Rows from a dataset
--
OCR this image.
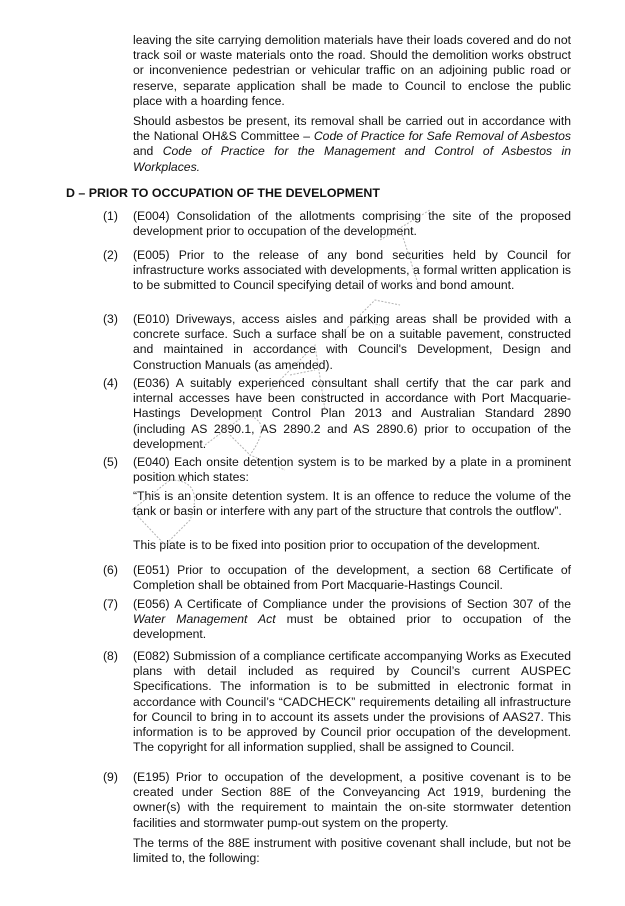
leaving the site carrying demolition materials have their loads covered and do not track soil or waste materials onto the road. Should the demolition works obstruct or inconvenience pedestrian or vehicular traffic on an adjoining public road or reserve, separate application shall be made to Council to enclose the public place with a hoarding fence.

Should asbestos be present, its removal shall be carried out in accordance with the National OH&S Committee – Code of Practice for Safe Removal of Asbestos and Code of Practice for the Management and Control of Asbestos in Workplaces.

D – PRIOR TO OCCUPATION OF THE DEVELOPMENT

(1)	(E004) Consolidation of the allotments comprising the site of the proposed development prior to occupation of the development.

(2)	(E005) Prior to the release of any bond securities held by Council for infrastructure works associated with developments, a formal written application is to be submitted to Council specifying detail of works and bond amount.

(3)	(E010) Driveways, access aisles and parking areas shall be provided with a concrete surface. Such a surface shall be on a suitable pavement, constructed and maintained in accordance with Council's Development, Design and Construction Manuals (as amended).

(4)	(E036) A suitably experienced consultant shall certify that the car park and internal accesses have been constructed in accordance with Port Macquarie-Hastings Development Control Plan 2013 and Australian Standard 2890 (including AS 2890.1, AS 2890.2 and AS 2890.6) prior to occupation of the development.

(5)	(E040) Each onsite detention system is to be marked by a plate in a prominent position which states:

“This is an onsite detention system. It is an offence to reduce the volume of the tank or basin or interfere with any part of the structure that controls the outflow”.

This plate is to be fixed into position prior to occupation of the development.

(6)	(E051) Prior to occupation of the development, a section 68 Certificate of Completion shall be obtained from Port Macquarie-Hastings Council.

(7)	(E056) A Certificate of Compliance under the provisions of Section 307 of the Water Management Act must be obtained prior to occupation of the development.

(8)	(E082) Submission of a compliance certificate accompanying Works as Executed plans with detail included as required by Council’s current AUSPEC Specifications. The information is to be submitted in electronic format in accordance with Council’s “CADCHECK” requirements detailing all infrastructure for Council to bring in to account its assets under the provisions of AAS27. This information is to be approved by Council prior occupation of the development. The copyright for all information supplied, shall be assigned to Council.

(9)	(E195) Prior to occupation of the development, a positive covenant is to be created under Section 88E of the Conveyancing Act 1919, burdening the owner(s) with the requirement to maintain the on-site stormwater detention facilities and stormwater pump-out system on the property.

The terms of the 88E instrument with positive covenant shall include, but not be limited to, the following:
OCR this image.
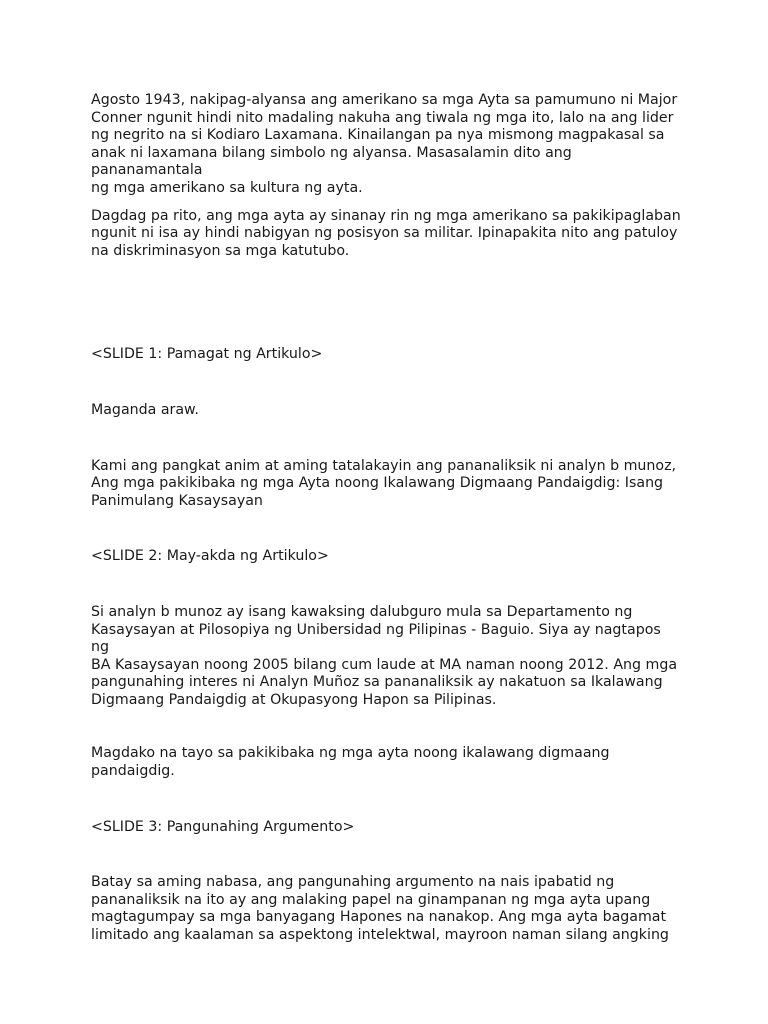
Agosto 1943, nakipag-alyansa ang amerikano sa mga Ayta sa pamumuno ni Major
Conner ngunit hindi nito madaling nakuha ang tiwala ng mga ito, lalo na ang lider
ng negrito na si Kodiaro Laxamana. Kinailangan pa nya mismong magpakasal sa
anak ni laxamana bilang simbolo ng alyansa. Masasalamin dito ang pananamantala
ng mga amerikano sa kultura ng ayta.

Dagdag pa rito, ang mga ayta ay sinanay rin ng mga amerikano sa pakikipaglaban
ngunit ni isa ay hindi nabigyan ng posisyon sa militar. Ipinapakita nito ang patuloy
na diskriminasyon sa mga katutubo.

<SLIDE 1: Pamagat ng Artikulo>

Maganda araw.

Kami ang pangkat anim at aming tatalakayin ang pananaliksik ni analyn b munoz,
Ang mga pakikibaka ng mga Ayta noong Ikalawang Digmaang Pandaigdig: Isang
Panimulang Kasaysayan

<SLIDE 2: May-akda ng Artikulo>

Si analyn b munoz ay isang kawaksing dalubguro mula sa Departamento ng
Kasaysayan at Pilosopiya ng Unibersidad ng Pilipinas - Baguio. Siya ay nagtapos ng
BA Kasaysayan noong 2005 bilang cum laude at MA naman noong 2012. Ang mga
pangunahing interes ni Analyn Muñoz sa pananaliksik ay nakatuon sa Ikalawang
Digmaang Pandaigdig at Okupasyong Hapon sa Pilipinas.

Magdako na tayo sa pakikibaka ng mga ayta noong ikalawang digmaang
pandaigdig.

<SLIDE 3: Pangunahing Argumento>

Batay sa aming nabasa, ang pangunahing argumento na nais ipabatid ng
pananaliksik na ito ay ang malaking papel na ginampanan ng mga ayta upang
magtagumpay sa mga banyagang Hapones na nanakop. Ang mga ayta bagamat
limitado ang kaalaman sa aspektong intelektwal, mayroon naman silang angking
--
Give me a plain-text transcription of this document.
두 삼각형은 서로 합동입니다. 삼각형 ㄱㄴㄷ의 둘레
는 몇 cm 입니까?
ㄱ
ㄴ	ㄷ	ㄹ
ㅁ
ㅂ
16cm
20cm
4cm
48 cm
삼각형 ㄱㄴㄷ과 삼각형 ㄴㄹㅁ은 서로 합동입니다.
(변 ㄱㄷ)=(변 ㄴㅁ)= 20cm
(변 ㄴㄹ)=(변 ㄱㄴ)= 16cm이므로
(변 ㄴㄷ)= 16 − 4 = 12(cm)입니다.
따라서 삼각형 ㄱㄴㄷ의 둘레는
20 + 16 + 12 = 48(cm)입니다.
--
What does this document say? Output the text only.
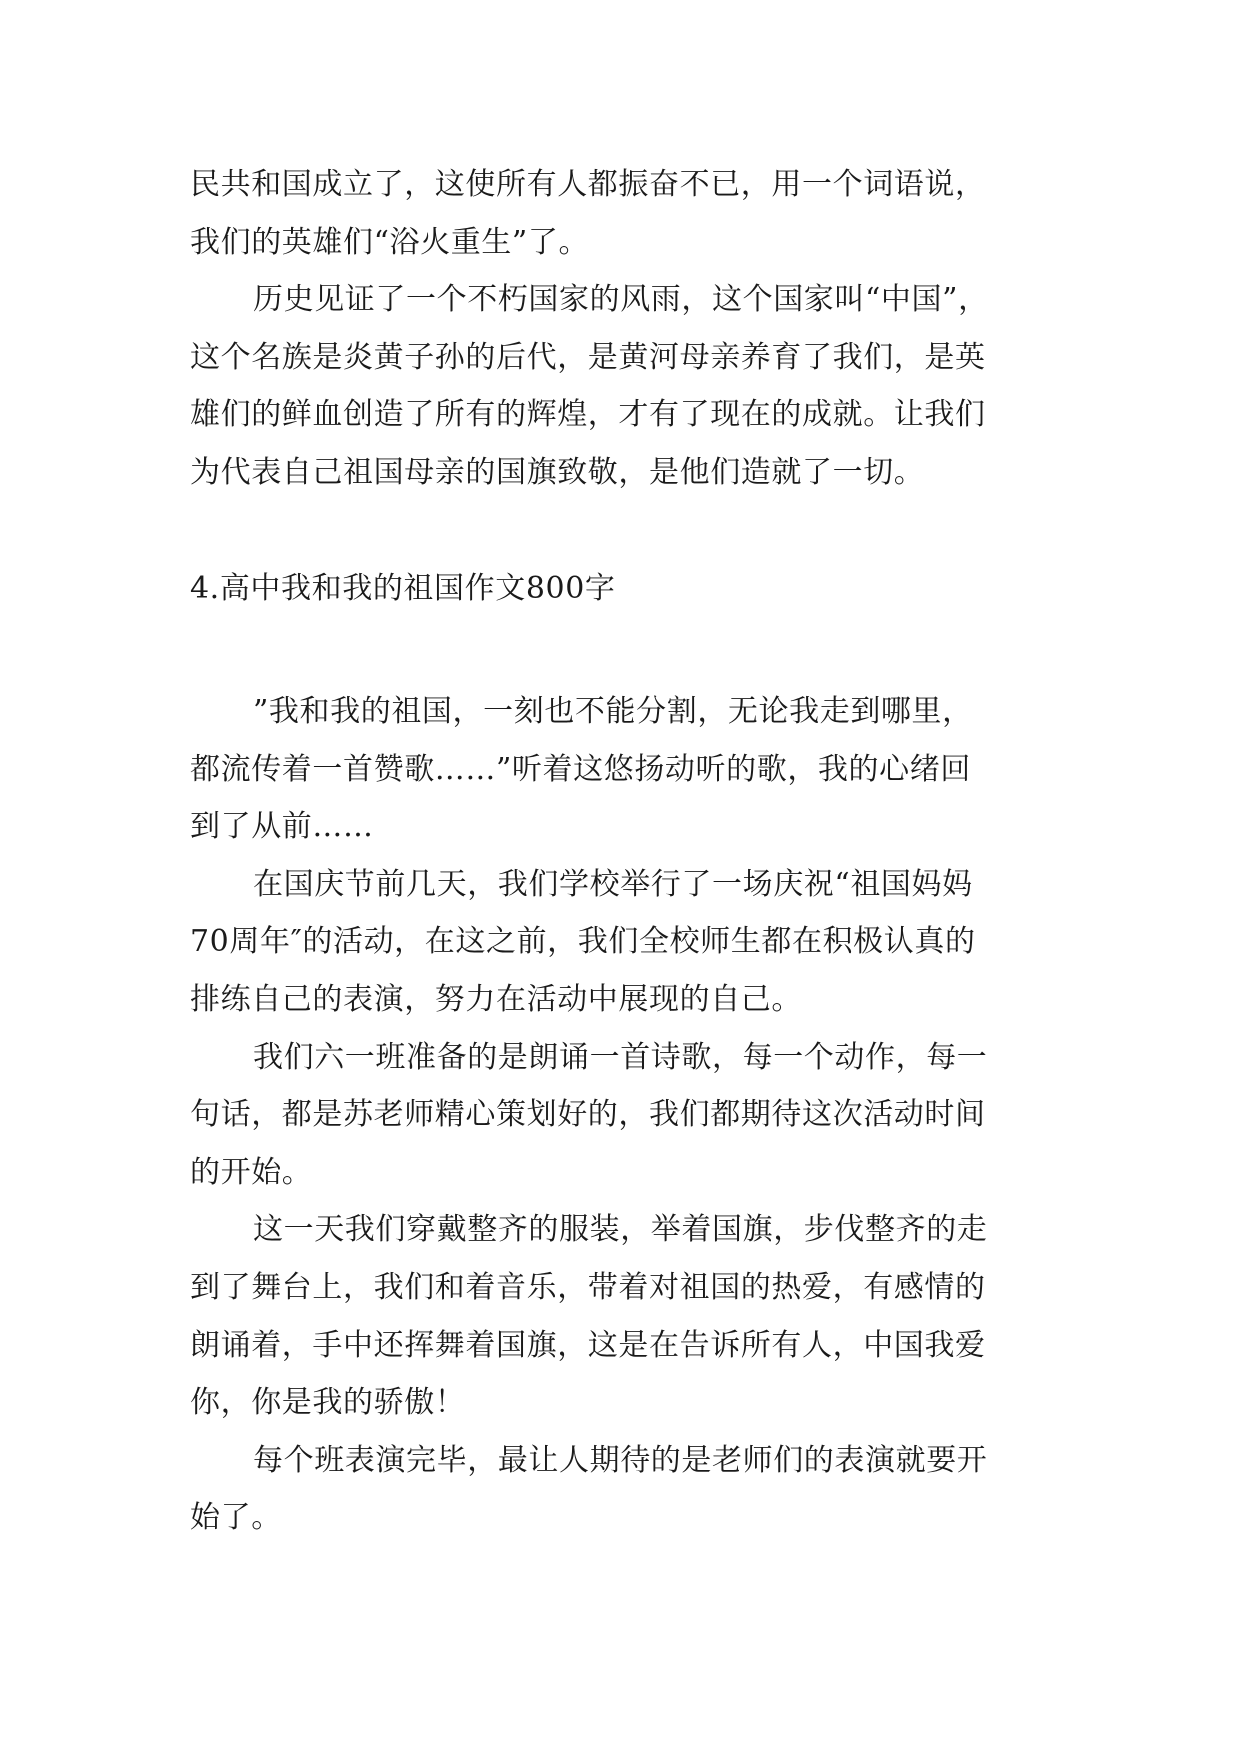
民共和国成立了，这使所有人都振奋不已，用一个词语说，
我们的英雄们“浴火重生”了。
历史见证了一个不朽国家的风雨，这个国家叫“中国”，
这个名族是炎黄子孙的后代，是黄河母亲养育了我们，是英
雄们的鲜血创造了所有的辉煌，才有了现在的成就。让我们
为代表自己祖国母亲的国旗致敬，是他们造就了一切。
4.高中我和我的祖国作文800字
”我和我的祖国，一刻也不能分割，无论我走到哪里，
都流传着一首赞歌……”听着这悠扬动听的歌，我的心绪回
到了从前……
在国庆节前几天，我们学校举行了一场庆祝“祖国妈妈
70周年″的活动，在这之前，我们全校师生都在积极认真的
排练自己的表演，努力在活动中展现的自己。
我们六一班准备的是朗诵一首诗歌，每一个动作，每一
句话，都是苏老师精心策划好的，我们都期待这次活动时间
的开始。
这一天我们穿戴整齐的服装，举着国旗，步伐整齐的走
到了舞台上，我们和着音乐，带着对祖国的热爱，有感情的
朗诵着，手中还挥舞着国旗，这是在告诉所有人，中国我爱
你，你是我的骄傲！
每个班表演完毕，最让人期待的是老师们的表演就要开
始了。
--
SHORT PROBLEM. Look over the listing. Pull out every line with the string "ngunit" in it.

SOLUTION.
Conner ngunit hindi nito madaling nakuha ang tiwala ng mga ito, lalo na ang lider
ngunit ni isa ay hindi nabigyan ng posisyon sa militar. Ipinapakita nito ang patuloy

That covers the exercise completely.